▶ [Supplied records]
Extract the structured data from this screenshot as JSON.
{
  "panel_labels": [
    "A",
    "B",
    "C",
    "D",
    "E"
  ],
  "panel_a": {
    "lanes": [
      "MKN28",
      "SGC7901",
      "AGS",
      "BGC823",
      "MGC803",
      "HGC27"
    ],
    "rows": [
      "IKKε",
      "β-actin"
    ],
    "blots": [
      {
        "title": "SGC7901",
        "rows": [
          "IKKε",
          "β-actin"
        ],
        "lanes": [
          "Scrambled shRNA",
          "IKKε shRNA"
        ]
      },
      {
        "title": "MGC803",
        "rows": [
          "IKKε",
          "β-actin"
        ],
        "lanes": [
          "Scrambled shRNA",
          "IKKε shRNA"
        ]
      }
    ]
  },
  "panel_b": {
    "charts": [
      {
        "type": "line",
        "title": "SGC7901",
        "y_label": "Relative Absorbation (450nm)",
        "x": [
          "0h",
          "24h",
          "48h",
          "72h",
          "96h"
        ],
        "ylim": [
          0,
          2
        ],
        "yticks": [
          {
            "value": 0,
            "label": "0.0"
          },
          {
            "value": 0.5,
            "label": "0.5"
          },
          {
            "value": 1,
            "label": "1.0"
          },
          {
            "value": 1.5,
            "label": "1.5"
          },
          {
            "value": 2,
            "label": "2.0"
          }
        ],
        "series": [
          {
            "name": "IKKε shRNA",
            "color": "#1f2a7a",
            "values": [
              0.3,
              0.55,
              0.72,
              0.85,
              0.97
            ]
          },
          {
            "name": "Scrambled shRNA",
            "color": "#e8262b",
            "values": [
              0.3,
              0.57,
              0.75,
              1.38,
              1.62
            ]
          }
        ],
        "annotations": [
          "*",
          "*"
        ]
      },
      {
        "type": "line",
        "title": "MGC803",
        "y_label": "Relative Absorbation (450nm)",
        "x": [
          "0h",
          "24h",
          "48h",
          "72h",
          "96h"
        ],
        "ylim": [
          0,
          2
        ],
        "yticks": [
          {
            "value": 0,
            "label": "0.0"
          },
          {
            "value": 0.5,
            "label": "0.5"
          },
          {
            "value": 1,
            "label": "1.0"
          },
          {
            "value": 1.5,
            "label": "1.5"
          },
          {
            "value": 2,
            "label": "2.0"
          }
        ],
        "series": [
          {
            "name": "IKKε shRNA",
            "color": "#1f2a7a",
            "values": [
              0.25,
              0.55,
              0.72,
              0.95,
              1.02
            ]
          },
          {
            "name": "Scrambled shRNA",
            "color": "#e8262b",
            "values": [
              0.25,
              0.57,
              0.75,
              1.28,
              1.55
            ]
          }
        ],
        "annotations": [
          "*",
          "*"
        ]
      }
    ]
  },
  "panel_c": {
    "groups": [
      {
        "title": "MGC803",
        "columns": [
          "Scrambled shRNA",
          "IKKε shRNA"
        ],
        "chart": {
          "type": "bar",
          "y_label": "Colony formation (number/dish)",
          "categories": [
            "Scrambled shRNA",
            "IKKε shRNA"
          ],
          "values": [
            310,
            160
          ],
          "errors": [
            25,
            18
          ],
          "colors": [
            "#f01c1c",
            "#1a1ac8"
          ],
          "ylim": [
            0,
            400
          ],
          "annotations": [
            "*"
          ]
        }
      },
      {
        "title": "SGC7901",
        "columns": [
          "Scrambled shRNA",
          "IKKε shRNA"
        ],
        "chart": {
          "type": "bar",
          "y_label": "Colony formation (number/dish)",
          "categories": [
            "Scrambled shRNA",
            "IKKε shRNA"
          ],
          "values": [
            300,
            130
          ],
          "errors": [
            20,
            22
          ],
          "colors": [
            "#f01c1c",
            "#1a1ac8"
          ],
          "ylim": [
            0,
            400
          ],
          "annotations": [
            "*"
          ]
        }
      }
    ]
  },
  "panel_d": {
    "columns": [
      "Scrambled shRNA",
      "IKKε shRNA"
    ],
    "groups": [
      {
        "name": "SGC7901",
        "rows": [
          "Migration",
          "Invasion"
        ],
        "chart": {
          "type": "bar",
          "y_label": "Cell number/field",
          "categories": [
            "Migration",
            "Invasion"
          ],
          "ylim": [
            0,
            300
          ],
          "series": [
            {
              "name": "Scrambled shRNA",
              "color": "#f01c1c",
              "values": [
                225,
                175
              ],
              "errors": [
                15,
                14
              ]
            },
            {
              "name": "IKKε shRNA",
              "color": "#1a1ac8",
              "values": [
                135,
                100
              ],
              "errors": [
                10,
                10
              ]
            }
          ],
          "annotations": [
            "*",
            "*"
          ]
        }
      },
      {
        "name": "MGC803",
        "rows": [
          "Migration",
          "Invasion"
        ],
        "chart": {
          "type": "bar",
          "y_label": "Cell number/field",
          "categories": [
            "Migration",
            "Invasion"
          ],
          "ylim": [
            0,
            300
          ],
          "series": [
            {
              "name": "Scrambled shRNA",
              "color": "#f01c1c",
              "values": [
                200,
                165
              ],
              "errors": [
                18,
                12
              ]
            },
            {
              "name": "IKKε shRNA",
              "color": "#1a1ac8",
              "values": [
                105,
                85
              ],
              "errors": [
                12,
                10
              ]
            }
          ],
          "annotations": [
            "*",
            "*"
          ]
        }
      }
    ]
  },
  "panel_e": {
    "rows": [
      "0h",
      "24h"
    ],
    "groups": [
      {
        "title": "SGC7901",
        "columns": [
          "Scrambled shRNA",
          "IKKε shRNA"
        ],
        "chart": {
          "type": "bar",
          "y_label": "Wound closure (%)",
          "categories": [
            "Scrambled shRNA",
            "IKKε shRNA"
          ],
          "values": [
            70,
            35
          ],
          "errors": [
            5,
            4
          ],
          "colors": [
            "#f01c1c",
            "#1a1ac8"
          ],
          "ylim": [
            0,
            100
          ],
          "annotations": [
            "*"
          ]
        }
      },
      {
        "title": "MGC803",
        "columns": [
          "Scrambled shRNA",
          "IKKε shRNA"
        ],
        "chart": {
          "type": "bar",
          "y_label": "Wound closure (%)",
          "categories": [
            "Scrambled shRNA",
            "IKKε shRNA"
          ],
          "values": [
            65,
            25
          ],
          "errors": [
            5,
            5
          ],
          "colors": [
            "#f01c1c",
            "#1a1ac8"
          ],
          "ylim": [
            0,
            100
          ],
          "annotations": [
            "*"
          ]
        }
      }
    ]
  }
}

▶ [Task] Retype the material above, line by line, exactly.

▶ [Solution for this problem]
Extract the structured data from this screenshot as JSON.
{
  "panel_labels": [
    "A",
    "B",
    "C",
    "D",
    "E"
  ],
  "panel_a": {
    "lanes": [
      "MKN28",
      "SGC7901",
      "AGS",
      "BGC823",
      "MGC803",
      "HGC27"
    ],
    "rows": [
      "IKKε",
      "β-actin"
    ],
    "blots": [
      {
        "title": "SGC7901",
        "rows": [
          "IKKε",
          "β-actin"
        ],
        "lanes": [
          "Scrambled shRNA",
          "IKKε shRNA"
        ]
      },
      {
        "title": "MGC803",
        "rows": [
          "IKKε",
          "β-actin"
        ],
        "lanes": [
          "Scrambled shRNA",
          "IKKε shRNA"
        ]
      }
    ]
  },
  "panel_b": {
    "charts": [
      {
        "type": "line",
        "title": "SGC7901",
        "y_label": "Relative Absorbation (450nm)",
        "x": [
          "0h",
          "24h",
          "48h",
          "72h",
          "96h"
        ],
        "ylim": [
          0,
          2
        ],
        "yticks": [
          {
            "value": 0,
            "label": "0.0"
          },
          {
            "value": 0.5,
            "label": "0.5"
          },
          {
            "value": 1,
            "label": "1.0"
          },
          {
            "value": 1.5,
            "label": "1.5"
          },
          {
            "value": 2,
            "label": "2.0"
          }
        ],
        "series": [
          {
            "name": "IKKε shRNA",
            "color": "#1f2a7a",
            "values": [
              0.3,
              0.55,
              0.72,
              0.85,
              0.97
            ]
          },
          {
            "name": "Scrambled shRNA",
            "color": "#e8262b",
            "values": [
              0.3,
              0.57,
              0.75,
              1.38,
              1.62
            ]
          }
        ],
        "annotations": [
          "*",
          "*"
        ]
      },
      {
        "type": "line",
        "title": "MGC803",
        "y_label": "Relative Absorbation (450nm)",
        "x": [
          "0h",
          "24h",
          "48h",
          "72h",
          "96h"
        ],
        "ylim": [
          0,
          2
        ],
        "yticks": [
          {
            "value": 0,
            "label": "0.0"
          },
          {
            "value": 0.5,
            "label": "0.5"
          },
          {
            "value": 1,
            "label": "1.0"
          },
          {
            "value": 1.5,
            "label": "1.5"
          },
          {
            "value": 2,
            "label": "2.0"
          }
        ],
        "series": [
          {
            "name": "IKKε shRNA",
            "color": "#1f2a7a",
            "values": [
              0.25,
              0.55,
              0.72,
              0.95,
              1.02
            ]
          },
          {
            "name": "Scrambled shRNA",
            "color": "#e8262b",
            "values": [
              0.25,
              0.57,
              0.75,
              1.28,
              1.55
            ]
          }
        ],
        "annotations": [
          "*",
          "*"
        ]
      }
    ]
  },
  "panel_c": {
    "groups": [
      {
        "title": "MGC803",
        "columns": [
          "Scrambled shRNA",
          "IKKε shRNA"
        ],
        "chart": {
          "type": "bar",
          "y_label": "Colony formation (number/dish)",
          "categories": [
            "Scrambled shRNA",
            "IKKε shRNA"
          ],
          "values": [
            310,
            160
          ],
          "errors": [
            25,
            18
          ],
          "colors": [
            "#f01c1c",
            "#1a1ac8"
          ],
          "ylim": [
            0,
            400
          ],
          "annotations": [
            "*"
          ]
        }
      },
      {
        "title": "SGC7901",
        "columns": [
          "Scrambled shRNA",
          "IKKε shRNA"
        ],
        "chart": {
          "type": "bar",
          "y_label": "Colony formation (number/dish)",
          "categories": [
            "Scrambled shRNA",
            "IKKε shRNA"
          ],
          "values": [
            300,
            130
          ],
          "errors": [
            20,
            22
          ],
          "colors": [
            "#f01c1c",
            "#1a1ac8"
          ],
          "ylim": [
            0,
            400
          ],
          "annotations": [
            "*"
          ]
        }
      }
    ]
  },
  "panel_d": {
    "columns": [
      "Scrambled shRNA",
      "IKKε shRNA"
    ],
    "groups": [
      {
        "name": "SGC7901",
        "rows": [
          "Migration",
          "Invasion"
        ],
        "chart": {
          "type": "bar",
          "y_label": "Cell number/field",
          "categories": [
            "Migration",
            "Invasion"
          ],
          "ylim": [
            0,
            300
          ],
          "series": [
            {
              "name": "Scrambled shRNA",
              "color": "#f01c1c",
              "values": [
                225,
                175
              ],
              "errors": [
                15,
                14
              ]
            },
            {
              "name": "IKKε shRNA",
              "color": "#1a1ac8",
              "values": [
                135,
                100
              ],
              "errors": [
                10,
                10
              ]
            }
          ],
          "annotations": [
            "*",
            "*"
          ]
        }
      },
      {
        "name": "MGC803",
        "rows": [
          "Migration",
          "Invasion"
        ],
        "chart": {
          "type": "bar",
          "y_label": "Cell number/field",
          "categories": [
            "Migration",
            "Invasion"
          ],
          "ylim": [
            0,
            300
          ],
          "series": [
            {
              "name": "Scrambled shRNA",
              "color": "#f01c1c",
              "values": [
                200,
                165
              ],
              "errors": [
                18,
                12
              ]
            },
            {
              "name": "IKKε shRNA",
              "color": "#1a1ac8",
              "values": [
                105,
                85
              ],
              "errors": [
                12,
                10
              ]
            }
          ],
          "annotations": [
            "*",
            "*"
          ]
        }
      }
    ]
  },
  "panel_e": {
    "rows": [
      "0h",
      "24h"
    ],
    "groups": [
      {
        "title": "SGC7901",
        "columns": [
          "Scrambled shRNA",
          "IKKε shRNA"
        ],
        "chart": {
          "type": "bar",
          "y_label": "Wound closure (%)",
          "categories": [
            "Scrambled shRNA",
            "IKKε shRNA"
          ],
          "values": [
            70,
            35
          ],
          "errors": [
            5,
            4
          ],
          "colors": [
            "#f01c1c",
            "#1a1ac8"
          ],
          "ylim": [
            0,
            100
          ],
          "annotations": [
            "*"
          ]
        }
      },
      {
        "title": "MGC803",
        "columns": [
          "Scrambled shRNA",
          "IKKε shRNA"
        ],
        "chart": {
          "type": "bar",
          "y_label": "Wound closure (%)",
          "categories": [
            "Scrambled shRNA",
            "IKKε shRNA"
          ],
          "values": [
            65,
            25
          ],
          "errors": [
            5,
            5
          ],
          "colors": [
            "#f01c1c",
            "#1a1ac8"
          ],
          "ylim": [
            0,
            100
          ],
          "annotations": [
            "*"
          ]
        }
      }
    ]
  }
}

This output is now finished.